Source material:
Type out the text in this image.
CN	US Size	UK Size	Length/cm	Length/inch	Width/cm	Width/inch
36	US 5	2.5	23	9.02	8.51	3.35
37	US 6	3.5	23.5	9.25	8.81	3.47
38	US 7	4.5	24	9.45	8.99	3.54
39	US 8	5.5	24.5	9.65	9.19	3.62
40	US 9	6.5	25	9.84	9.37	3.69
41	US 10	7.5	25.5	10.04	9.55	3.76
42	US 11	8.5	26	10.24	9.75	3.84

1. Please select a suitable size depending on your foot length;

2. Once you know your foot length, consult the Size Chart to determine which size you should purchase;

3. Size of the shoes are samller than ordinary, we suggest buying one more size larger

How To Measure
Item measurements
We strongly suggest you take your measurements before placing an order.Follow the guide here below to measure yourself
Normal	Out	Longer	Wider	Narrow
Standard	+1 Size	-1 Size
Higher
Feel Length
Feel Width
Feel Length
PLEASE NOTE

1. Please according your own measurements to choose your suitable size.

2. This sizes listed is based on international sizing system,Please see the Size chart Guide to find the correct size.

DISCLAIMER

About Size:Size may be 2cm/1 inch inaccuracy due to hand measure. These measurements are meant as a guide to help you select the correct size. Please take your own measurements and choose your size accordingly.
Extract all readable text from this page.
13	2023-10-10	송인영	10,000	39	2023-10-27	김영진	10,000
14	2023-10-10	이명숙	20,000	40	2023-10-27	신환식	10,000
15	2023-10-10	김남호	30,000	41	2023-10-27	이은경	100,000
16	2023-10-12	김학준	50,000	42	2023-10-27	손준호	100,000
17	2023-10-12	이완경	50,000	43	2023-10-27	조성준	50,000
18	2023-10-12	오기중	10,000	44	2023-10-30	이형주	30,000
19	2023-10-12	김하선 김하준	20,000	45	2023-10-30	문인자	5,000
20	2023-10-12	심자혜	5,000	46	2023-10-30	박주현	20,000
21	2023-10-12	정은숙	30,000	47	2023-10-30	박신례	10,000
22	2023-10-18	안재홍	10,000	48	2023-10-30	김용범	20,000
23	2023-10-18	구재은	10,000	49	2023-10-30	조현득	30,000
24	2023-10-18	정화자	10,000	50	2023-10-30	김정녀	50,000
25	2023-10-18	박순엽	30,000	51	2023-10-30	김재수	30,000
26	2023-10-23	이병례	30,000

Task details: From the material, report only how many lines include the word "suggest".

Full response: 2